*OBJECTIVE*: Copy each line in the data that includes the word "Humpty".

*GIVEN RECORDS*:

● ● ● ●

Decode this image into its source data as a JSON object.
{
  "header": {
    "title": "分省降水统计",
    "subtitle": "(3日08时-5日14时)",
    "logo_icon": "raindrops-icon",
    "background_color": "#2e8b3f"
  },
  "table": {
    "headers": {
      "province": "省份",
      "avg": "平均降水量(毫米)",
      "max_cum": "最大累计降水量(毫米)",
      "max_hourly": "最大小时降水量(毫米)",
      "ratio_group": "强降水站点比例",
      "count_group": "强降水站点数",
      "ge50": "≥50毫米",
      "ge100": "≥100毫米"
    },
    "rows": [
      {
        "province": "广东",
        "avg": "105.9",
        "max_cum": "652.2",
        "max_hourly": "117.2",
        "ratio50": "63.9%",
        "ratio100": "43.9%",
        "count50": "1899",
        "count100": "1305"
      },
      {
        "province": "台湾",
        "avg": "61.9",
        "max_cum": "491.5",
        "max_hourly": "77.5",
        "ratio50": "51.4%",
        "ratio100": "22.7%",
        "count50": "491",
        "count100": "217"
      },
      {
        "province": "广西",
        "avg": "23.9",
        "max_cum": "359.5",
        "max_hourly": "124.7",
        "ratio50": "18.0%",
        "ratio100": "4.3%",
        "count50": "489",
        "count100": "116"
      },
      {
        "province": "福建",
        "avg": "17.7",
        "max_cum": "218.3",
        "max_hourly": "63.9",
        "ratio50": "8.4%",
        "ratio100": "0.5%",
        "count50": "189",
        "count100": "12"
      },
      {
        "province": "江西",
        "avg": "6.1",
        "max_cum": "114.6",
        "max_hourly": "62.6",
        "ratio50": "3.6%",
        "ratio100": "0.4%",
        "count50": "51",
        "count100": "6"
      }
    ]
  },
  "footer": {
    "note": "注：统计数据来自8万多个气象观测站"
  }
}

● ● ● ●

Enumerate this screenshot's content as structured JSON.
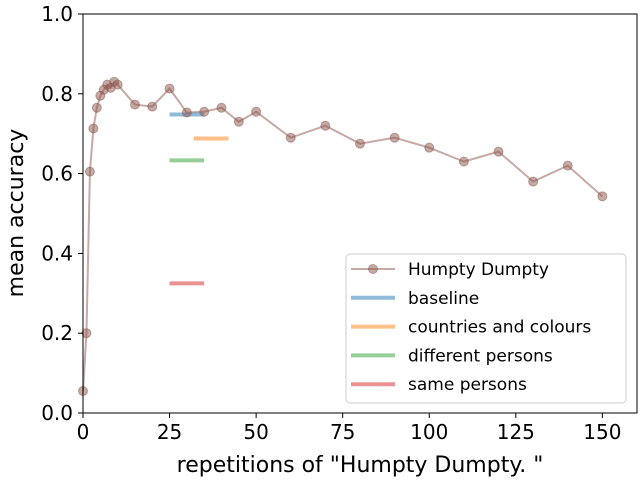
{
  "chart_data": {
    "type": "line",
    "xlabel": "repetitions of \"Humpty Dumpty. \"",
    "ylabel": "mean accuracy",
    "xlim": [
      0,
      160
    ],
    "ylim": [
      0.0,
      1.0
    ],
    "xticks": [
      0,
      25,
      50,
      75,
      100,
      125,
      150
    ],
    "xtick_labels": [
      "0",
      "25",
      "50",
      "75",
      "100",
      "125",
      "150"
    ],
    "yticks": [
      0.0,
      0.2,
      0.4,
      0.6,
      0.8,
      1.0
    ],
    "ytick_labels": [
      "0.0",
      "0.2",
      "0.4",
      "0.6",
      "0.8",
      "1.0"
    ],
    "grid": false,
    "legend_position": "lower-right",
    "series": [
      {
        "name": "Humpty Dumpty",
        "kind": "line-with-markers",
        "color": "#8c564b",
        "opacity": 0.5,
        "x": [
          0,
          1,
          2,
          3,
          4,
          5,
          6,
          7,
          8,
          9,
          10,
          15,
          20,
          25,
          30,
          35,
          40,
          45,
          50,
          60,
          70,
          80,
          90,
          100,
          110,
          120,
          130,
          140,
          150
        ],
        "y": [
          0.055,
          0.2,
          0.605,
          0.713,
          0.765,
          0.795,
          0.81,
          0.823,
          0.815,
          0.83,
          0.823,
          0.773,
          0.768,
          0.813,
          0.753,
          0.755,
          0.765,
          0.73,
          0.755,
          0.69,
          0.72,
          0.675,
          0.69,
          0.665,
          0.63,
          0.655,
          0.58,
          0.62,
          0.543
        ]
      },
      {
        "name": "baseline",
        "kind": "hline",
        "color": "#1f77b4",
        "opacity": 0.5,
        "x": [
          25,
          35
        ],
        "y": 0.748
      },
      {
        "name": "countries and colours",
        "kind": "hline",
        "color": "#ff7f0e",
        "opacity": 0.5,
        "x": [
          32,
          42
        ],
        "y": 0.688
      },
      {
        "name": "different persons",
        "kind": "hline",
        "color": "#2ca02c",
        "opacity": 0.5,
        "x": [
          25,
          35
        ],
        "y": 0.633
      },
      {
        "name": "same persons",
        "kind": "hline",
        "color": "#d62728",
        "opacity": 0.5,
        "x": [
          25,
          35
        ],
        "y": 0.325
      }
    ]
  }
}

● ● ● ●

*ANSWER IN FULL*:
    "xlabel": "repetitions of \"Humpty Dumpty. \"",
        "name": "Humpty Dumpty",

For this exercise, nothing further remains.